#### Exercise objective
Copy all the data exactly, except the pictures.

#### Information shown
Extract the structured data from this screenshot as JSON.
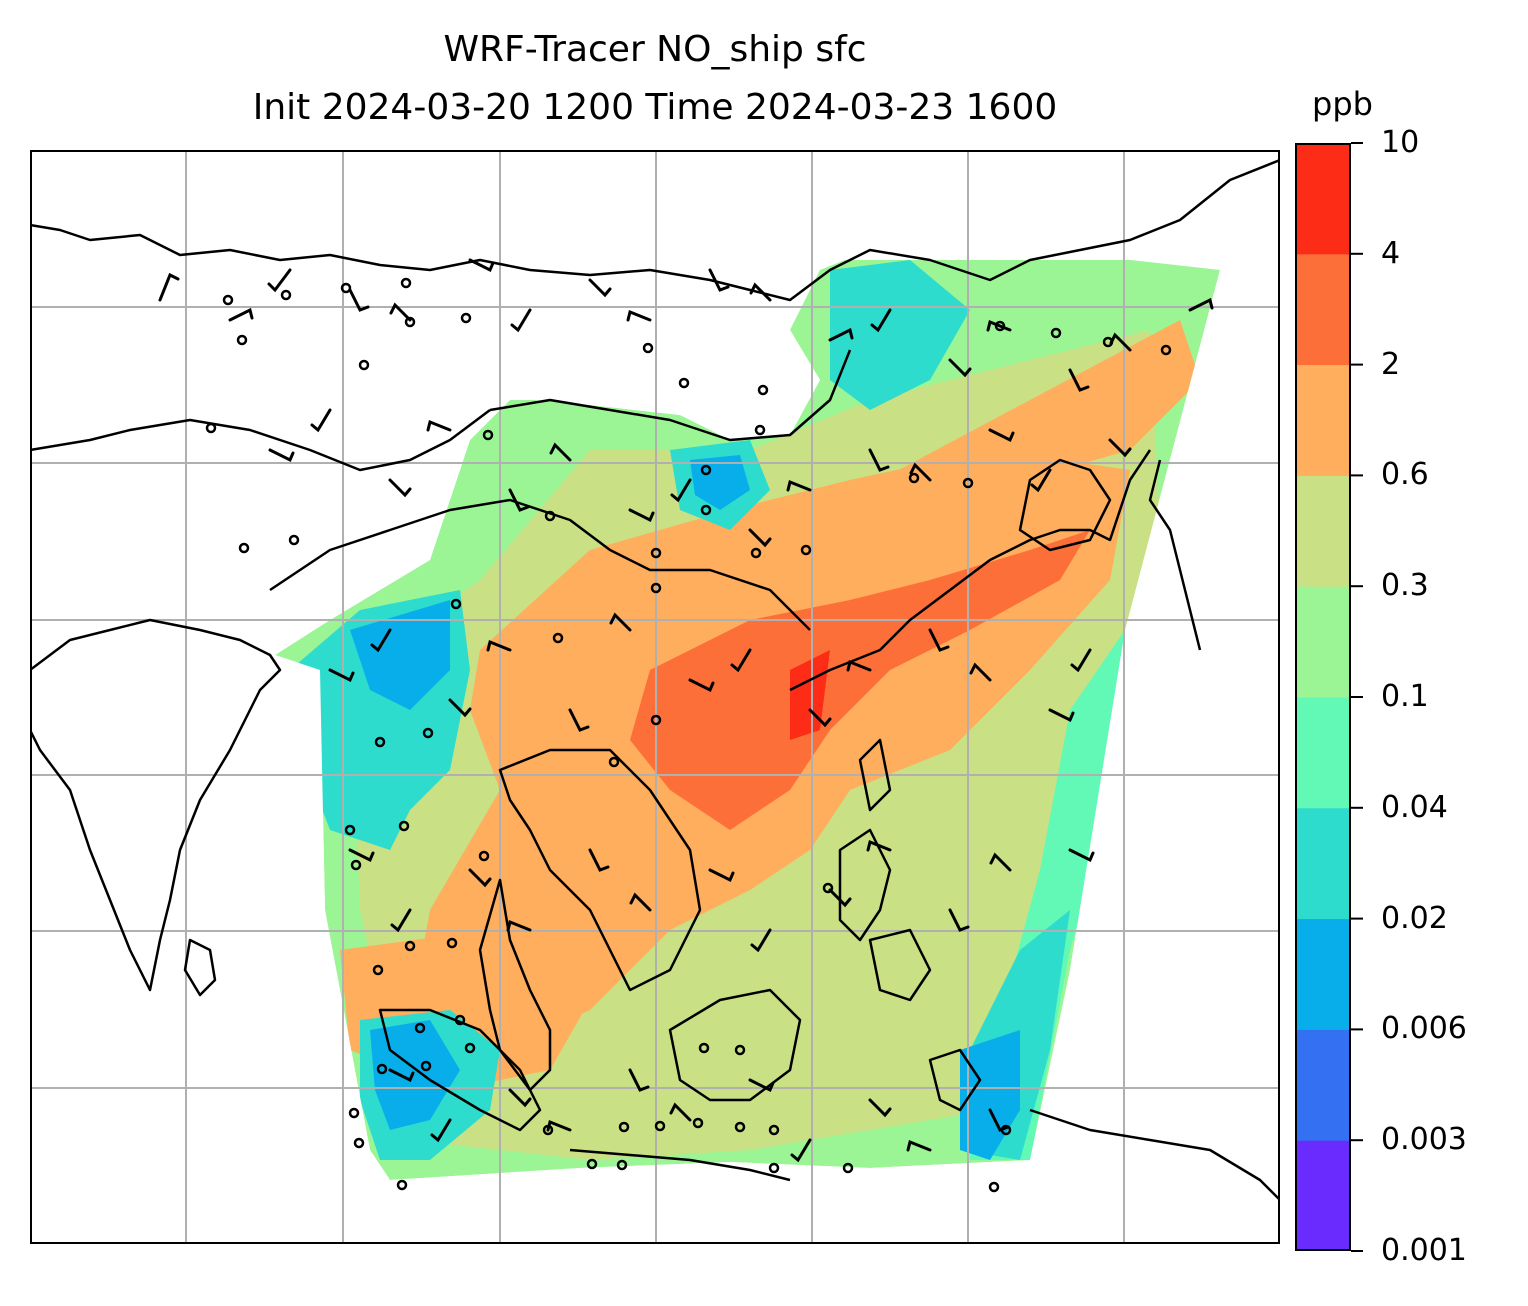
{
  "title": {
    "line1": "WRF-Tracer NO_ship sfc",
    "line2": "Init 2024-03-20 1200 Time 2024-03-23 1600"
  },
  "colorbar": {
    "unit": "ppb",
    "levels": [
      "0.001",
      "0.003",
      "0.006",
      "0.02",
      "0.04",
      "0.1",
      "0.3",
      "0.6",
      "2",
      "4",
      "10"
    ],
    "colors": [
      "#6a2bff",
      "#3470f2",
      "#08aeea",
      "#2ddccd",
      "#62f9b6",
      "#9bf595",
      "#c9e084",
      "#feae5c",
      "#fd6f39",
      "#fc2c16"
    ]
  },
  "map": {
    "gridlines": true,
    "features": [
      "coastlines",
      "country-borders",
      "tracer-concentration-field",
      "wind-barbs"
    ]
  }
}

#### Exercise result
Extract the structured data from this screenshot as JSON.
{
  "title": {
    "line1": "WRF-Tracer NO_ship sfc",
    "line2": "Init 2024-03-20 1200 Time 2024-03-23 1600"
  },
  "colorbar": {
    "unit": "ppb",
    "levels": [
      "0.001",
      "0.003",
      "0.006",
      "0.02",
      "0.04",
      "0.1",
      "0.3",
      "0.6",
      "2",
      "4",
      "10"
    ],
    "colors": [
      "#6a2bff",
      "#3470f2",
      "#08aeea",
      "#2ddccd",
      "#62f9b6",
      "#9bf595",
      "#c9e084",
      "#feae5c",
      "#fd6f39",
      "#fc2c16"
    ]
  },
  "map": {
    "gridlines": true,
    "features": [
      "coastlines",
      "country-borders",
      "tracer-concentration-field",
      "wind-barbs"
    ]
  }
}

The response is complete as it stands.